## Your instructions
Print the full figure captions on COVID-19 vaccine hesitancy shown below word for word.

Top of Source document

Individuals with the education levels < BSC had higher risk of hesitancy to COVID-19 vaccination than ≥ BSC (OR: 1.30; 95% CI: 1.03, 1.65; p Egger: 0.5260; p heterogeneity: <0.0001; p: 0.0300) (A); individuals having the healthcare-related job had lower risk of hesitancy to COVID-19 vaccination (OR: 0.68; 95% CI: 0.52, 0.89; p Egger: 0.3340; p heterogeneity: <0.0001; p: 0.0040) (B); Individuals considering that COVID-19 vaccines are not safe had higher risk of hesitancy to COVID-19 vaccination (OR: 2.24; 95% CI: 1.21, 4.14; p Egger: 0.7000; p heterogeneity: <0.0001; p: 0.0100) (C). The studies included are provided in the reference list [19,25,26,27,28,29,30,31,32,33,34,35,36,37,38,39,40,41,42,43,44,45,46,47,48,49,50,51,52,53,54,55,56,57,58,59,60,61,62,63,64,65,66,67,68,69,70,71,72,73,74,75,76,77,78,79].

Figure 6

Individuals living with children in the home had lower risk of hesitancy to COVID-19 vaccination (OR: 0.37; 95% CI: 0.14, 0.99; p Egger: 1.4040; p heterogeneity: <0.0001; p: 0.0490) (A); individuals keeping physical distancing had lower risk of hesitancy to COVID-19 vaccination (OR: 0.23; 95% CI: 0.08, 0.65; p Egger: 0.8370; p heterogeneity: 0.0010; p: 0.0050 (B); individuals with history of COVID-19 test were associated with lower risk of hesitancy to COVID-19 vaccination (OR: 0.46; 95% CI: 0.31, 0.68; p Egger: 0.4340; p heterogeneity: <0.0001; p: <0.0001) (C); individuals with history of influenza vaccination in the past few years had lower risk of hesitancy to COVID-19 vaccination (OR: 0.46; 95% CI: 0.36, 0.58; p Egger: 0.3460; p heterogeneity: <0.0001; p: <0.0001) (D). The studies included are provided in the reference list [19,25,26,27,28,29,30,31,32,33,34,35,36,37,38,39,40,41,42,43,44,45,46,47,48,49,50,51,52,53,54,55,56,57,58,59,60,61,62,63,64,65,66,67,68,69,70,71,72,73,74,75,76,77,78,79].

Bottom of Source document
Top of Data under study

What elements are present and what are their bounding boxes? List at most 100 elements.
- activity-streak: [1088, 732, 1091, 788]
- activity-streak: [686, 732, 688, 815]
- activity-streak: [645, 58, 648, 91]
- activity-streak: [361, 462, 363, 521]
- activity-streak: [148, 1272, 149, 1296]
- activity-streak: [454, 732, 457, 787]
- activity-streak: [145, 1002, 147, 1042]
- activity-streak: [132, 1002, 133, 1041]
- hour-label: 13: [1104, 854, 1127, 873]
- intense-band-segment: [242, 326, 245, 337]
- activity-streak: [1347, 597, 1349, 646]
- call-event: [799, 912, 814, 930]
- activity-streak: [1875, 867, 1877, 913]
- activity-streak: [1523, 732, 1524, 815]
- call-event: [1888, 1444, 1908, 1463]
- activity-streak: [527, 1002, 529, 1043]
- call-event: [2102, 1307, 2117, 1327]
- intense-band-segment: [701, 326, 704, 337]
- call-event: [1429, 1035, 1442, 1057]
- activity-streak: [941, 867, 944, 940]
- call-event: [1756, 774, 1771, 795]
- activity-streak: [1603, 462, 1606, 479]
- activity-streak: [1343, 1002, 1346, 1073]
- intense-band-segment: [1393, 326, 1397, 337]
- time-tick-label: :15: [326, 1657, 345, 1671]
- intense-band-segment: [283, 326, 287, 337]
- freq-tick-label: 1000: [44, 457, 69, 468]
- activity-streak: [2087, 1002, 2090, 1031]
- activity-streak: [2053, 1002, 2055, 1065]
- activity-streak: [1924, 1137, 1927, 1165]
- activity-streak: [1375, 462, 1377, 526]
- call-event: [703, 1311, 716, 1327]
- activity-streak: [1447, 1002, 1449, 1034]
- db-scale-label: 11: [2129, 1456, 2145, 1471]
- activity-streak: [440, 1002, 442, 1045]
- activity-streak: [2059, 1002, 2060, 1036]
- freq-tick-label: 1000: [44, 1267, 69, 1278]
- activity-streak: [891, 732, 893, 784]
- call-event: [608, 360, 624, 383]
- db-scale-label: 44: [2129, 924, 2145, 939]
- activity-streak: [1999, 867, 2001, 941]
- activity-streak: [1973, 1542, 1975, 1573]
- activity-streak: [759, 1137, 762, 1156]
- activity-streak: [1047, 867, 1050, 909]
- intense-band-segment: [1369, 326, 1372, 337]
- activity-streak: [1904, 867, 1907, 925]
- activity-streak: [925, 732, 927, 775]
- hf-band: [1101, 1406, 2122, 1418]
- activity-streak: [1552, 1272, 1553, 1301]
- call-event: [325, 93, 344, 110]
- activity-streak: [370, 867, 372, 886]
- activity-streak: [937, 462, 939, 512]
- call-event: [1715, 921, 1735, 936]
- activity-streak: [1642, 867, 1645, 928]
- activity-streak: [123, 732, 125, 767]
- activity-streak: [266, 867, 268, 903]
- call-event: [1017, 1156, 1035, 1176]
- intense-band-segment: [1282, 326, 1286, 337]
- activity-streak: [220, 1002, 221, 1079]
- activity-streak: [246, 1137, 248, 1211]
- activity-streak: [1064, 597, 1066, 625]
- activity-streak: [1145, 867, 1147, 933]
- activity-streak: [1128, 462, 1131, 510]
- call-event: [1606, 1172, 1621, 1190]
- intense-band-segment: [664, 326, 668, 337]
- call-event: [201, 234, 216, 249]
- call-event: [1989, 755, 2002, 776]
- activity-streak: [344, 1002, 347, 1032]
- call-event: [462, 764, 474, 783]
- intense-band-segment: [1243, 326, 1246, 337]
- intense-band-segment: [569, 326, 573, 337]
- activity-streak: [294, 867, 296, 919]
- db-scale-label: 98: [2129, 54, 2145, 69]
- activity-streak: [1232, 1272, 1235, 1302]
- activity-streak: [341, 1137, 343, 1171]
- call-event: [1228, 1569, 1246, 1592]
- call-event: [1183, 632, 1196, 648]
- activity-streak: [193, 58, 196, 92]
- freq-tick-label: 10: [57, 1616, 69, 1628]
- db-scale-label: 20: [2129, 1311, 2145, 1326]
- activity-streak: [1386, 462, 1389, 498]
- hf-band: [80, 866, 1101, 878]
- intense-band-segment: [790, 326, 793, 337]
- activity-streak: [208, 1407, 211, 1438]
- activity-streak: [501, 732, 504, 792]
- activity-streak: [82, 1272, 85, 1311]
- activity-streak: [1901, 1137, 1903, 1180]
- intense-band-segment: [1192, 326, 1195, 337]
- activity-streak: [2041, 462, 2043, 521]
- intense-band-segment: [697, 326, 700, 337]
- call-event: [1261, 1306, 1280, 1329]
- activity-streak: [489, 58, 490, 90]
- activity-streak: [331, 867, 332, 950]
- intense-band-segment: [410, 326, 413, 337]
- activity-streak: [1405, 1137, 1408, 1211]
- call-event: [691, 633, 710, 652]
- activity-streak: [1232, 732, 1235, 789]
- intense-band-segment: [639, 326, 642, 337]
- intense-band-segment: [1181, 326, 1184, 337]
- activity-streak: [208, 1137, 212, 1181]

Bottom of Data under study

## Response
Individuals with the education levels < BSC had higher risk of hesitancy to COVID-19 vaccination than ≥ BSC (OR: 1.30; 95% CI: 1.03, 1.65; p Egger: 0.5260; p heterogeneity: <0.0001; p: 0.0300) (A); individuals having the healthcare-related job had lower risk of hesitancy to COVID-19 vaccination (OR: 0.68; 95% CI: 0.52, 0.89; p Egger: 0.3340; p heterogeneity: <0.0001; p: 0.0040) (B); Individuals considering that COVID-19 vaccines are not safe had higher risk of hesitancy to COVID-19 vaccination (OR: 2.24; 95% CI: 1.21, 4.14; p Egger: 0.7000; p heterogeneity: <0.0001; p: 0.0100) (C). The studies included are provided in the reference list [19,25,26,27,28,29,30,31,32,33,34,35,36,37,38,39,40,41,42,43,44,45,46,47,48,49,50,51,52,53,54,55,56,57,58,59,60,61,62,63,64,65,66,67,68,69,70,71,72,73,74,75,76,77,78,79].

Figure 6

Individuals living with children in the home had lower risk of hesitancy to COVID-19 vaccination (OR: 0.37; 95% CI: 0.14, 0.99; p Egger: 1.4040; p heterogeneity: <0.0001; p: 0.0490) (A); individuals keeping physical distancing had lower risk of hesitancy to COVID-19 vaccination (OR: 0.23; 95% CI: 0.08, 0.65; p Egger: 0.8370; p heterogeneity: 0.0010; p: 0.0050 (B); individuals with history of COVID-19 test were associated with lower risk of hesitancy to COVID-19 vaccination (OR: 0.46; 95% CI: 0.31, 0.68; p Egger: 0.4340; p heterogeneity: <0.0001; p: <0.0001) (C); individuals with history of influenza vaccination in the past few years had lower risk of hesitancy to COVID-19 vaccination (OR: 0.46; 95% CI: 0.36, 0.58; p Egger: 0.3460; p heterogeneity: <0.0001; p: <0.0001) (D). The studies included are provided in the reference list [19,25,26,27,28,29,30,31,32,33,34,35,36,37,38,39,40,41,42,43,44,45,46,47,48,49,50,51,52,53,54,55,56,57,58,59,60,61,62,63,64,65,66,67,68,69,70,71,72,73,74,75,76,77,78,79].